WRITTEN REQUEST
Count lines with "超过的部分按每千瓦时" in them. Report only the total.

*****

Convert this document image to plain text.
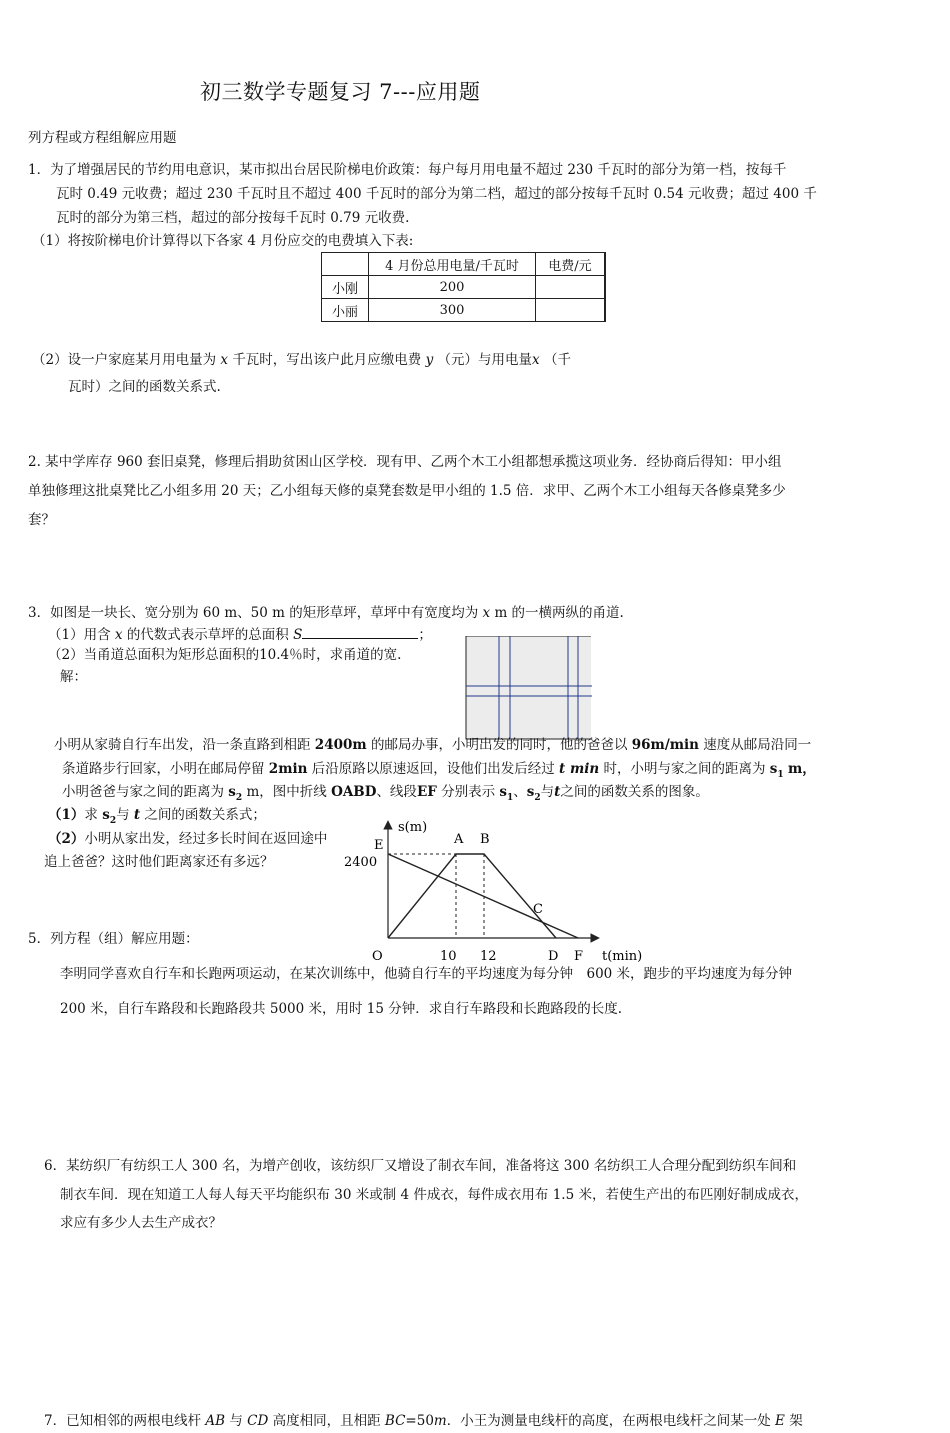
初三数学专题复习 7---应用题
列方程或方程组解应用题
1．为了增强居民的节约用电意识，某市拟出台居民阶梯电价政策：每户每月用电量不超过 230 千瓦时的部分为第一档，按每千
瓦时 0.49 元收费；超过 230 千瓦时且不超过 400 千瓦时的部分为第二档，超过的部分按每千瓦时 0.54 元收费；超过 400 千
瓦时的部分为第三档，超过的部分按每千瓦时 0.79 元收费.
（1）将按阶梯电价计算得以下各家 4 月份应交的电费填入下表:
	4 月份总用电量/千瓦时	电费/元
小刚	200	
小丽	300	
（2）设一户家庭某月用电量为 x 千瓦时，写出该户此月应缴电费 y （元）与用电量x （千
瓦时）之间的函数关系式.
2. 某中学库存 960 套旧桌凳，修理后捐助贫困山区学校．现有甲、乙两个木工小组都想承揽这项业务．经协商后得知：甲小组
单独修理这批桌凳比乙小组多用 20 天；乙小组每天修的桌凳套数是甲小组的 1.5 倍．求甲、乙两个木工小组每天各修桌凳多少
套？
3．如图是一块长、宽分别为 60 m、50 m 的矩形草坪，草坪中有宽度均为 x m 的一横两纵的甬道.
（1）用含 x 的代数式表示草坪的总面积 S	；
（2）当甬道总面积为矩形总面积的10.4％时，求甬道的宽.
解：
小明从家骑自行车出发，沿一条直路到相距 2400m 的邮局办事，小明出发的同时，他的爸爸以 96m/min 速度从邮局沿同一
条道路步行回家，小明在邮局停留 2min 后沿原路以原速返回，设他们出发后经过 t min 时，小明与家之间的距离为 $s_1$ m，
小明爸爸与家之间的距离为 $s_2$ m，图中折线 OABD、线段EF 分别表示 $s_1$、$s_2$与t之间的函数关系的图象。
（1）求 $s_2$与 t 之间的函数关系式；
（2）小明从家出发，经过多长时间在返回途中
追上爸爸？这时他们距离家还有多远？
s(m)
t(min)
2400
10 12
O
E	A B
C
D F
5．列方程（组）解应用题：
李明同学喜欢自行车和长跑两项运动，在某次训练中，他骑自行车的平均速度为每分钟　600 米，跑步的平均速度为每分钟
200 米，自行车路段和长跑路段共 5000 米，用时 15 分钟．求自行车路段和长跑路段的长度.
6．某纺织厂有纺织工人 300 名，为增产创收，该纺织厂又增设了制衣车间，准备将这 300 名纺织工人合理分配到纺织车间和
制衣车间．现在知道工人每人每天平均能织布 30 米或制 4 件成衣，每件成衣用布 1.5 米，若使生产出的布匹刚好制成成衣，
求应有多少人去生产成衣？
7．已知相邻的两根电线杆 AB 与 CD 高度相同，且相距 BC=50m．小王为测量电线杆的高度，在两根电线杆之间某一处 E 架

*****

EXERCISE OUTPUT
2